## Dataset records
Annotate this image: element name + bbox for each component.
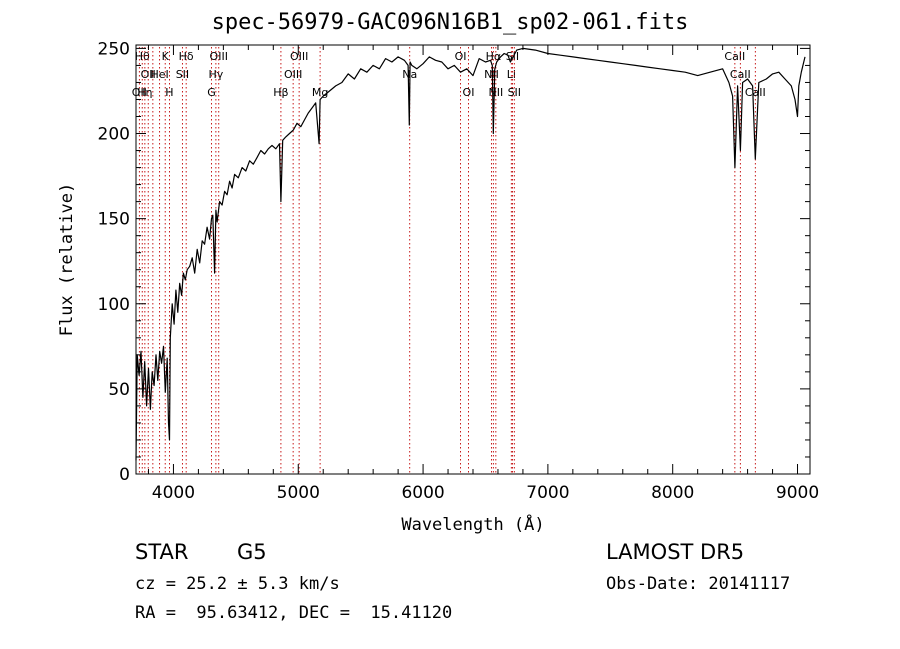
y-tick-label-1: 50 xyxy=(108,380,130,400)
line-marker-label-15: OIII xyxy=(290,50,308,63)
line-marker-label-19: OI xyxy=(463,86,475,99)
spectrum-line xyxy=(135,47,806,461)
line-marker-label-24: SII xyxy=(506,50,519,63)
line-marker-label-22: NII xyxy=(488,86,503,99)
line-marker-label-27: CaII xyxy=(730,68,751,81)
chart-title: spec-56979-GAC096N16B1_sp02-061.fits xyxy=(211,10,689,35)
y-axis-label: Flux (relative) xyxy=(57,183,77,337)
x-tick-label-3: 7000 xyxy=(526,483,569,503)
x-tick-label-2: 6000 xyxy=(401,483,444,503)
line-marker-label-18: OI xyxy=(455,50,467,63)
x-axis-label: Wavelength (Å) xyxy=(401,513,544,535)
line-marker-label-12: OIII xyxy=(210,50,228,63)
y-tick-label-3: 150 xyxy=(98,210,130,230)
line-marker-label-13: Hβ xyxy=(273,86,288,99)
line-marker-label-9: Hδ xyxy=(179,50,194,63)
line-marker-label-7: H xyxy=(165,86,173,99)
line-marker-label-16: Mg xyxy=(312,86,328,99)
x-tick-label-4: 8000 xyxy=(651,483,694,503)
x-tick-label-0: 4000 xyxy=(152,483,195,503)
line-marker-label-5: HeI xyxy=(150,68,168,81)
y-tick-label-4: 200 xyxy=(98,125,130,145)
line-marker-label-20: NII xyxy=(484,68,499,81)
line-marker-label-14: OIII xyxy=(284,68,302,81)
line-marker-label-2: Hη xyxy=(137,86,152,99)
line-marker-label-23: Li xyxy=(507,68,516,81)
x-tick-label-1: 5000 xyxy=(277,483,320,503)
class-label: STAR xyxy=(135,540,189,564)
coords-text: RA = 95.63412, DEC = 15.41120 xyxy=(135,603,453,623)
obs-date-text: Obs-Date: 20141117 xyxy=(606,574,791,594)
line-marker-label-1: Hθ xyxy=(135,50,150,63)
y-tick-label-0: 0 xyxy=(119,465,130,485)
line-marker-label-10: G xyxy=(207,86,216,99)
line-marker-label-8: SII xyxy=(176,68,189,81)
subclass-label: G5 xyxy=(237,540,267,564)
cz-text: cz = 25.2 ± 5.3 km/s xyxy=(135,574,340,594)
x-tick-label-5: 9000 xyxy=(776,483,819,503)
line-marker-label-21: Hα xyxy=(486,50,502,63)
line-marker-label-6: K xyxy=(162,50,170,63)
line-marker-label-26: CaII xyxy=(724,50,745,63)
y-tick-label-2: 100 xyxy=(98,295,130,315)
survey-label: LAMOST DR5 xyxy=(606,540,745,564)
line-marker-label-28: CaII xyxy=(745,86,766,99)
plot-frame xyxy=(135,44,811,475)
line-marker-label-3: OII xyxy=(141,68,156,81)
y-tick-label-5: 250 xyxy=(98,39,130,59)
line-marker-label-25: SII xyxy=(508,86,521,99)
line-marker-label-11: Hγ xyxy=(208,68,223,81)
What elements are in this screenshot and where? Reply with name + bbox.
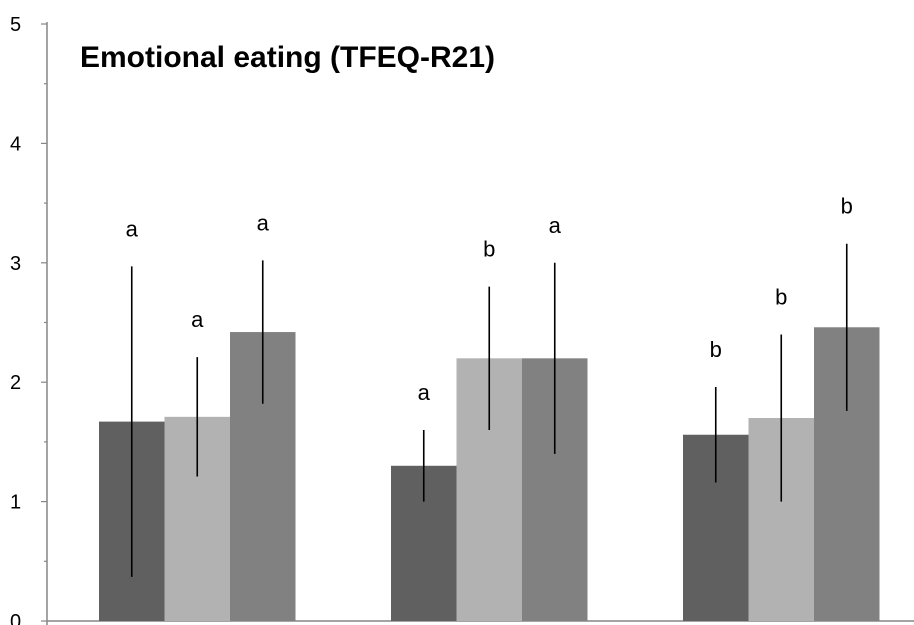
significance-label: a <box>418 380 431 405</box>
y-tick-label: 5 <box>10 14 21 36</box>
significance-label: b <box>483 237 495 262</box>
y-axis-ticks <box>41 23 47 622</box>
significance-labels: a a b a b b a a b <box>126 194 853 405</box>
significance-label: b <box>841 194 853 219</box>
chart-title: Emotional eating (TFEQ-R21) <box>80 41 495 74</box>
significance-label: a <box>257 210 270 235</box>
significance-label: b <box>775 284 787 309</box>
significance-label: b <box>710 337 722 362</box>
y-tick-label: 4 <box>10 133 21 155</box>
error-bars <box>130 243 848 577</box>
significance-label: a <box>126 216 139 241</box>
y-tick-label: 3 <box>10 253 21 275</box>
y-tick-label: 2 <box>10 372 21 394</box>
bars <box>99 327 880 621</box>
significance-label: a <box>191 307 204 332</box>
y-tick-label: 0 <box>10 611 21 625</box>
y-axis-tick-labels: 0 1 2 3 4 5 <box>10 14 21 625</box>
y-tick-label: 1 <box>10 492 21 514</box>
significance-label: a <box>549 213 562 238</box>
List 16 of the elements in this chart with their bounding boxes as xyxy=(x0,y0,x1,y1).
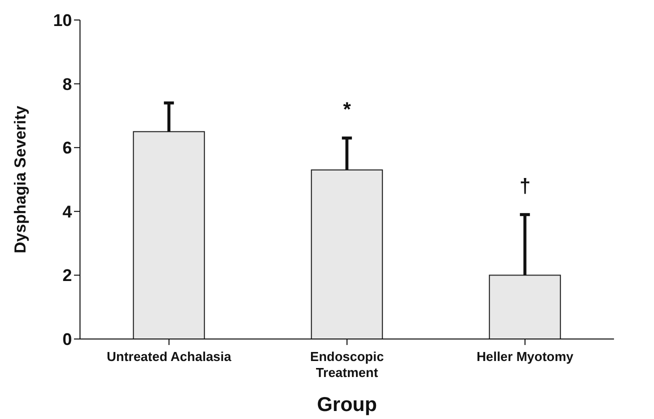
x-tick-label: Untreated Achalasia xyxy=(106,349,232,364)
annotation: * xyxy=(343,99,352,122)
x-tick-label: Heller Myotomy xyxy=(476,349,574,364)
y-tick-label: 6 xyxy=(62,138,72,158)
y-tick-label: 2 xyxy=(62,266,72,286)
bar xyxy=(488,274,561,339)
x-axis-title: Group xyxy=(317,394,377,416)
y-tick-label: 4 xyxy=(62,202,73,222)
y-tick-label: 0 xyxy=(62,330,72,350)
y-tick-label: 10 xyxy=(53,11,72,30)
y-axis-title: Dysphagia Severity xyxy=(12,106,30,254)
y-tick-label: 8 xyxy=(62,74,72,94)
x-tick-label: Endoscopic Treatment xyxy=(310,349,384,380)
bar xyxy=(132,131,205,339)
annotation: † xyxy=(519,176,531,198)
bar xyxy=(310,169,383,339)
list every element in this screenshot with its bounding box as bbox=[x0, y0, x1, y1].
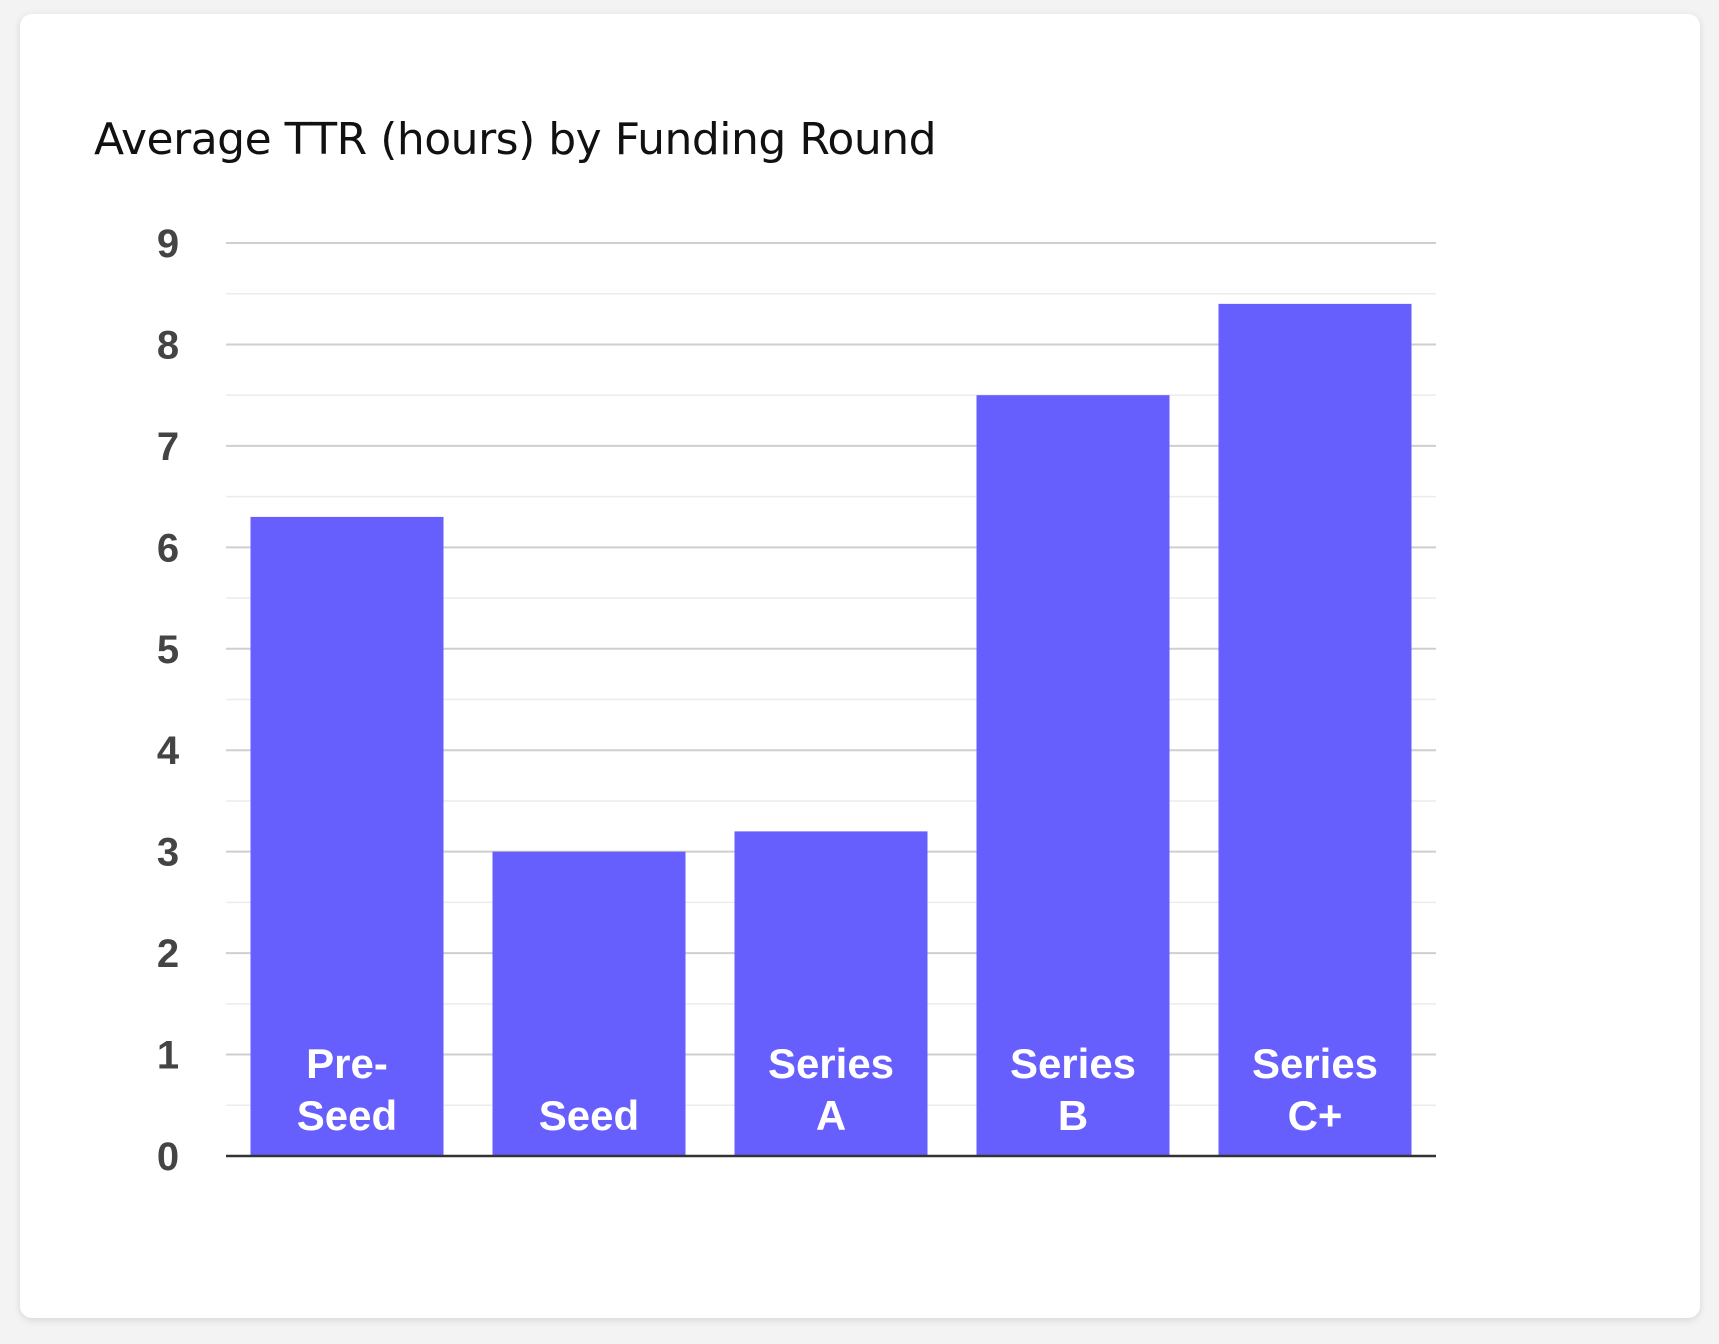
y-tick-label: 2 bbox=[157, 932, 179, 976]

## The request
Copy out the entries from the line with "x-tick-label: Untreated Achalasia" to the line with "bar xyxy=(310,169,383,339)", including both of those lines, with every character unchanged.

## Exercise response
x-tick-label: Untreated Achalasia xyxy=(106,349,232,364)
annotation: * xyxy=(343,99,352,122)
x-tick-label: Heller Myotomy xyxy=(476,349,574,364)
y-tick-label: 6 xyxy=(62,138,72,158)
y-tick-label: 2 xyxy=(62,266,72,286)
bar xyxy=(488,274,561,339)
x-axis-title: Group xyxy=(317,394,377,416)
y-tick-label: 4 xyxy=(62,202,73,222)
y-tick-label: 0 xyxy=(62,330,72,350)
y-tick-label: 10 xyxy=(53,11,72,30)
y-axis-title: Dysphagia Severity xyxy=(12,106,30,254)
y-tick-label: 8 xyxy=(62,74,72,94)
x-tick-label: Endoscopic Treatment xyxy=(310,349,384,380)
bar xyxy=(132,131,205,339)
annotation: † xyxy=(519,176,531,198)
bar xyxy=(310,169,383,339)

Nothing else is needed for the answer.